DATASET ROWS>
-- START --

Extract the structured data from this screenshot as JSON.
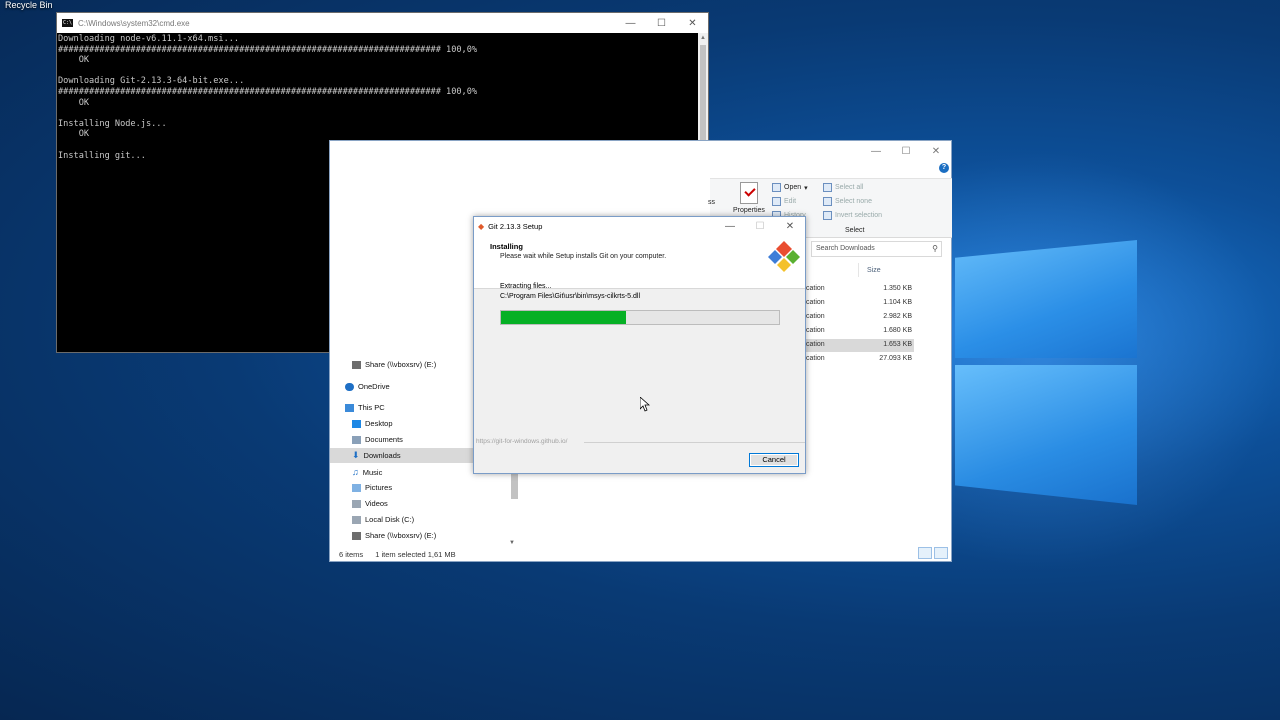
{
  "desktop": {
    "recycle_bin_label": "Recycle Bin"
  },
  "cmd": {
    "title": "C:\\Windows\\system32\\cmd.exe",
    "lines": [
      "Downloading node-v6.11.1-x64.msi...",
      "########################################################################## 100,0%",
      "    OK",
      "",
      "Downloading Git-2.13.3-64-bit.exe...",
      "########################################################################## 100,0%",
      "    OK",
      "",
      "Installing Node.js...",
      "    OK",
      "",
      "Installing git..."
    ]
  },
  "explorer": {
    "ribbon": {
      "properties_label": "Properties",
      "open_label": "Open",
      "edit_label": "Edit",
      "history_label": "History",
      "select_all_label": "Select all",
      "select_none_label": "Select none",
      "invert_selection_label": "Invert selection",
      "select_group_label": "Select",
      "partial_label": "ss"
    },
    "search_placeholder": "Search Downloads",
    "size_column": "Size",
    "files": [
      {
        "type": "cation",
        "size": "1.350 KB",
        "selected": false
      },
      {
        "type": "cation",
        "size": "1.104 KB",
        "selected": false
      },
      {
        "type": "cation",
        "size": "2.982 KB",
        "selected": false
      },
      {
        "type": "cation",
        "size": "1.680 KB",
        "selected": false
      },
      {
        "type": "cation",
        "size": "1.653 KB",
        "selected": true
      },
      {
        "type": "cation",
        "size": "27.093 KB",
        "selected": false
      }
    ],
    "nav": {
      "share_top": "Share (\\\\vboxsrv) (E:)",
      "onedrive": "OneDrive",
      "this_pc": "This PC",
      "desktop": "Desktop",
      "documents": "Documents",
      "downloads": "Downloads",
      "music": "Music",
      "pictures": "Pictures",
      "videos": "Videos",
      "local_disk": "Local Disk (C:)",
      "share_bottom": "Share (\\\\vboxsrv) (E:)"
    },
    "status_items": "6 items",
    "status_selected": "1 item selected  1,61 MB"
  },
  "git": {
    "title": "Git 2.13.3 Setup",
    "heading": "Installing",
    "subheading": "Please wait while Setup installs Git on your computer.",
    "status": "Extracting files...",
    "path": "C:\\Program Files\\Git\\usr\\bin\\msys-cilkrts-5.dll",
    "progress": 0.45,
    "url": "https://git-for-windows.github.io/",
    "cancel_label": "Cancel"
  }
}
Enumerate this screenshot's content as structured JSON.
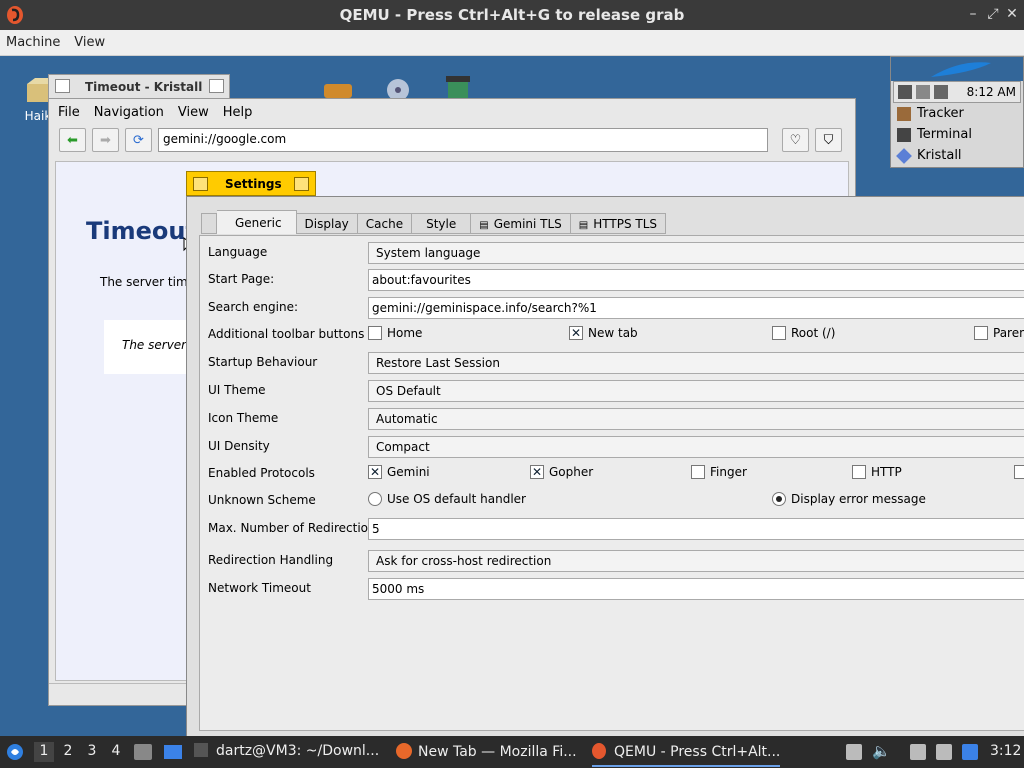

-- END --

WRITTEN EXERCISE> Identify all lines where the word "Downloads" shows up. Copy them.

CORRECT OUTPUT>
    "search_placeholder": "Search Downloads",
      "downloads": "Downloads",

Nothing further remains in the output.